• Goal of the exercise: Return each line of the records holding the string "Virtual".

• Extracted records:

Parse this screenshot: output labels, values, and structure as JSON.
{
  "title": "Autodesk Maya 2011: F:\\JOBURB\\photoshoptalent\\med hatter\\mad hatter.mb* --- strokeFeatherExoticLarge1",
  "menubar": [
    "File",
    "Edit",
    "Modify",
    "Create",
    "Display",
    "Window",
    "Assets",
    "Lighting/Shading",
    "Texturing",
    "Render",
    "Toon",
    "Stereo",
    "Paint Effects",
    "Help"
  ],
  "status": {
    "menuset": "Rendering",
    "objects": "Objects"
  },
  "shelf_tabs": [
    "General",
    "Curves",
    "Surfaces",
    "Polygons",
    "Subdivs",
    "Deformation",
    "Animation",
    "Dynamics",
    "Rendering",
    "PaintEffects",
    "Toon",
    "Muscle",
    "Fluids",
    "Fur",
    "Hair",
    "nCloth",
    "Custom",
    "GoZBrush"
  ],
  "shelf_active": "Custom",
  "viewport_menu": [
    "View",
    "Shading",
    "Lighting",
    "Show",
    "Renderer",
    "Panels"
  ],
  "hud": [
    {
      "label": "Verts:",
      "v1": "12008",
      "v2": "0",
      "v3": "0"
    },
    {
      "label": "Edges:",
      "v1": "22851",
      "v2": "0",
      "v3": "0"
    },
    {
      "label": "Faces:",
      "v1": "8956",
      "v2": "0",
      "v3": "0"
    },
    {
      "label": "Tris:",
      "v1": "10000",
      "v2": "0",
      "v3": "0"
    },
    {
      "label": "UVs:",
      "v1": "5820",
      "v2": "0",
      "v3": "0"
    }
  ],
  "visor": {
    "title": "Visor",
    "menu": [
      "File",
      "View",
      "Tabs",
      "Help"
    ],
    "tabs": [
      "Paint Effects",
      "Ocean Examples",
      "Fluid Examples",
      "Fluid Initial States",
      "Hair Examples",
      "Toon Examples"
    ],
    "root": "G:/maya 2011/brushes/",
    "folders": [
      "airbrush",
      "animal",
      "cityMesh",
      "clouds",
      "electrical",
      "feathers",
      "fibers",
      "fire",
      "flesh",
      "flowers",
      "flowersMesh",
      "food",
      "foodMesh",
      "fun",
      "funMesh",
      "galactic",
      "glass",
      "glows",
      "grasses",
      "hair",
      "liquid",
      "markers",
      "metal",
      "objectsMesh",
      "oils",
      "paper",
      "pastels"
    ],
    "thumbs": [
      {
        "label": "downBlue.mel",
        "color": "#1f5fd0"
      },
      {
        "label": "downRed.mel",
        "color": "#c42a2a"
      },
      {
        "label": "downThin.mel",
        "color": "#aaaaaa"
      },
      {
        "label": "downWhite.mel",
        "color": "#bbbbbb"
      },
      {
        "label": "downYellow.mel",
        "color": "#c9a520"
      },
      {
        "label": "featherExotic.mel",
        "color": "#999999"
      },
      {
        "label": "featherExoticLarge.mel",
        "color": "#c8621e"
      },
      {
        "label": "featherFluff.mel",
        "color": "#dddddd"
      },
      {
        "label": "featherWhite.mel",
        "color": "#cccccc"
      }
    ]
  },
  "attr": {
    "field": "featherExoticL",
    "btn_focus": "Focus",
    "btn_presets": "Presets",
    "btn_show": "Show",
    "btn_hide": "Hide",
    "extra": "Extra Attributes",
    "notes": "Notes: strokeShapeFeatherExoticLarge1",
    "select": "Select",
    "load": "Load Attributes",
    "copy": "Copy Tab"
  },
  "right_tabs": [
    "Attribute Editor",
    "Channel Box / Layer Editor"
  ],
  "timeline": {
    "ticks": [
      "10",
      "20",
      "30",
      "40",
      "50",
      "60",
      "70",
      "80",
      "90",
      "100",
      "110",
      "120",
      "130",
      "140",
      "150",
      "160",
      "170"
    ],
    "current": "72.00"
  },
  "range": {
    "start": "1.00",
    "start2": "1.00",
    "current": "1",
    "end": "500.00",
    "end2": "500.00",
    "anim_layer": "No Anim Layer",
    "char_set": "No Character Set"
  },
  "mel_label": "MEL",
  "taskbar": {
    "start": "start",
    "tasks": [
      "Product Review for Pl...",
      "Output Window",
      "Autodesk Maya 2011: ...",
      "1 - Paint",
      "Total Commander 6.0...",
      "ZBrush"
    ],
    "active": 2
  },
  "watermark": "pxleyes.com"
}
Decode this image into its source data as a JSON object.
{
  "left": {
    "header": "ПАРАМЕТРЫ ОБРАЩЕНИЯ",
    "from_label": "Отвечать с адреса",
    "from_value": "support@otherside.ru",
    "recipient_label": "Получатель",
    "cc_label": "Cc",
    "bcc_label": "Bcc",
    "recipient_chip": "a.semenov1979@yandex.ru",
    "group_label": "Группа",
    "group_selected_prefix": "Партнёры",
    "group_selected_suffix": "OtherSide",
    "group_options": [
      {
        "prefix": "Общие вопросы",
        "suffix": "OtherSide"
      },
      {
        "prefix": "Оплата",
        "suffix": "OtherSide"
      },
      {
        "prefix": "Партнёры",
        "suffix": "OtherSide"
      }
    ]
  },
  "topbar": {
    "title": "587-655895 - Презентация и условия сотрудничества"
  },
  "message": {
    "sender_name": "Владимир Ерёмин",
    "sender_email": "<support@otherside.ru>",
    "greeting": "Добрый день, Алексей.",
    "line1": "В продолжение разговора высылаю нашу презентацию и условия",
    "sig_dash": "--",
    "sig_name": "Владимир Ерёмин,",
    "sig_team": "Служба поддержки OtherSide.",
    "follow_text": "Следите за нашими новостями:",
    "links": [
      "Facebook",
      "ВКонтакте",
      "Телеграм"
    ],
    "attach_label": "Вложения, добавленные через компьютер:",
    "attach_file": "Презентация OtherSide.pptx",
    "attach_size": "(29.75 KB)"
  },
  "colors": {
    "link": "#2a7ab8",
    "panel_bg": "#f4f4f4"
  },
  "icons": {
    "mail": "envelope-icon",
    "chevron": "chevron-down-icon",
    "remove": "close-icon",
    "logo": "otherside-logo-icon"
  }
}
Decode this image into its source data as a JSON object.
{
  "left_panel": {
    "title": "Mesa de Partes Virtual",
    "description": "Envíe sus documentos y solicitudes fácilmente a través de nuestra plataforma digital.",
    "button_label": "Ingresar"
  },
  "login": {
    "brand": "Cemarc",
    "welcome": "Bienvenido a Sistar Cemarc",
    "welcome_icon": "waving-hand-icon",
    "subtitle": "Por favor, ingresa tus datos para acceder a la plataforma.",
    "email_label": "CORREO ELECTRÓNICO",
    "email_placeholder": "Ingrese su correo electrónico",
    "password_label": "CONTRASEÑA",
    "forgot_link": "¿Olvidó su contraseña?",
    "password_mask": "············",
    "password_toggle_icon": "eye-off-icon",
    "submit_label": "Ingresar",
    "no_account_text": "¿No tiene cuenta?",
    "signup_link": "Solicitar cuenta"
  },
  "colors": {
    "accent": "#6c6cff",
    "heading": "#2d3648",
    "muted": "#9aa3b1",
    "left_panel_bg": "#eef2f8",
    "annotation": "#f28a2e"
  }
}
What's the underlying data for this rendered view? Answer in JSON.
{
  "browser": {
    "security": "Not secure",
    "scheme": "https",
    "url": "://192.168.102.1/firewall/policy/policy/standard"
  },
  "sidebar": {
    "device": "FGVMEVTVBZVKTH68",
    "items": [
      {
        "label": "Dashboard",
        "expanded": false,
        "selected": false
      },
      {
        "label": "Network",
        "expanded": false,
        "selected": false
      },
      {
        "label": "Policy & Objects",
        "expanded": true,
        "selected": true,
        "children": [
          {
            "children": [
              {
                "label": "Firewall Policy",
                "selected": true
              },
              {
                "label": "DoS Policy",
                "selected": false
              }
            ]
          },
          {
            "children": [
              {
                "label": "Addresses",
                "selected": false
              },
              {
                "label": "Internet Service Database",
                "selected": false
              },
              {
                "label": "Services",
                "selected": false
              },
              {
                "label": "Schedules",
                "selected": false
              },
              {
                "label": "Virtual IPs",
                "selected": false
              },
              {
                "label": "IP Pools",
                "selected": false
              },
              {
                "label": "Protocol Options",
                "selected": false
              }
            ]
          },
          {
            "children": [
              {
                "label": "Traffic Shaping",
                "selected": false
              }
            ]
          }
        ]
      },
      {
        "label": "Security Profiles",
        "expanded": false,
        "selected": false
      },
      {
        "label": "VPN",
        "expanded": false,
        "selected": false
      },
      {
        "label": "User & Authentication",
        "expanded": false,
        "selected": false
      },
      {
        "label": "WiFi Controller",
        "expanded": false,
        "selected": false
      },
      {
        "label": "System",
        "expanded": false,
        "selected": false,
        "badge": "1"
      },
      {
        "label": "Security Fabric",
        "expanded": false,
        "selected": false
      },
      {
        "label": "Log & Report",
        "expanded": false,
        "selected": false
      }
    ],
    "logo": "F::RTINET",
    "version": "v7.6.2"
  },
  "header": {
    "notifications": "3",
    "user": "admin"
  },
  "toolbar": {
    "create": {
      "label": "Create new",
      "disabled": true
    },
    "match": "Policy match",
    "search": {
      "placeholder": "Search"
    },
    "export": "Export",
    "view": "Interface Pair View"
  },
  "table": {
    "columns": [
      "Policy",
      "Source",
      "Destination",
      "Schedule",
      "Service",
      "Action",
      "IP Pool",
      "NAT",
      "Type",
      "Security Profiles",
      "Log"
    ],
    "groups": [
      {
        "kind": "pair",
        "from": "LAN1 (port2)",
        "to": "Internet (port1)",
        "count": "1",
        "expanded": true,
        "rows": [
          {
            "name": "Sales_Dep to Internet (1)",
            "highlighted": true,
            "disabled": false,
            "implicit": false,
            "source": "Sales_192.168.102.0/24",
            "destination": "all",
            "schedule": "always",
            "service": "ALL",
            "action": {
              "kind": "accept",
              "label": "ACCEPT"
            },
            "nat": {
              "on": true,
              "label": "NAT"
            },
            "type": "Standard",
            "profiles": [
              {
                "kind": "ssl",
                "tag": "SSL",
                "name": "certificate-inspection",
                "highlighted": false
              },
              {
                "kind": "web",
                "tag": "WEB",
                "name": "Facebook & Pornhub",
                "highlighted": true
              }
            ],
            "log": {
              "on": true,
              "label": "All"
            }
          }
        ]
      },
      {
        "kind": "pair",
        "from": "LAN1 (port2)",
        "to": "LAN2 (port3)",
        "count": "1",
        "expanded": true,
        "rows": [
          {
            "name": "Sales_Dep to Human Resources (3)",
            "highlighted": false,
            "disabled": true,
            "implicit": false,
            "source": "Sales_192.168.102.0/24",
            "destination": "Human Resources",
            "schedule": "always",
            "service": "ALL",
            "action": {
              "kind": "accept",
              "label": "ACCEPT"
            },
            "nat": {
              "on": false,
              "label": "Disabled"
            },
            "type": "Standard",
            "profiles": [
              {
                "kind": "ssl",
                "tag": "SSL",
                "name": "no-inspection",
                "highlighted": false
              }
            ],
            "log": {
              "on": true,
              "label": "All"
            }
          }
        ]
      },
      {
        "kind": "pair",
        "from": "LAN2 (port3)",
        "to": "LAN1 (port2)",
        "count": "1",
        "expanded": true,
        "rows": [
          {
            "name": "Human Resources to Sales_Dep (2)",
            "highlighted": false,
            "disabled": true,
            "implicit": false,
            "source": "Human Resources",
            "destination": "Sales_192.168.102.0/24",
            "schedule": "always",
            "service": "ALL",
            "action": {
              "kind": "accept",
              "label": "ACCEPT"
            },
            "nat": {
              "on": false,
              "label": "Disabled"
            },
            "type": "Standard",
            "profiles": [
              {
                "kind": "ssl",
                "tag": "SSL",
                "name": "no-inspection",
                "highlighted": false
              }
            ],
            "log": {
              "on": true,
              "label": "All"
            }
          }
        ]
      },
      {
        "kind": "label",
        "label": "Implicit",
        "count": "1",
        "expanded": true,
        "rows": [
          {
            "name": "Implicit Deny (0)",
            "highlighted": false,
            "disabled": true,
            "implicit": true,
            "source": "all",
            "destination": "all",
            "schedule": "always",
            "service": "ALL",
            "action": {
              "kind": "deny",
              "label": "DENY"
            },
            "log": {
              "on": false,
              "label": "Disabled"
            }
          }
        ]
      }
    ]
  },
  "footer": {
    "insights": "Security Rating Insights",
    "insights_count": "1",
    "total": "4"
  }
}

• The response:
    "title": "Mesa de Partes Virtual",
                "label": "Virtual IPs",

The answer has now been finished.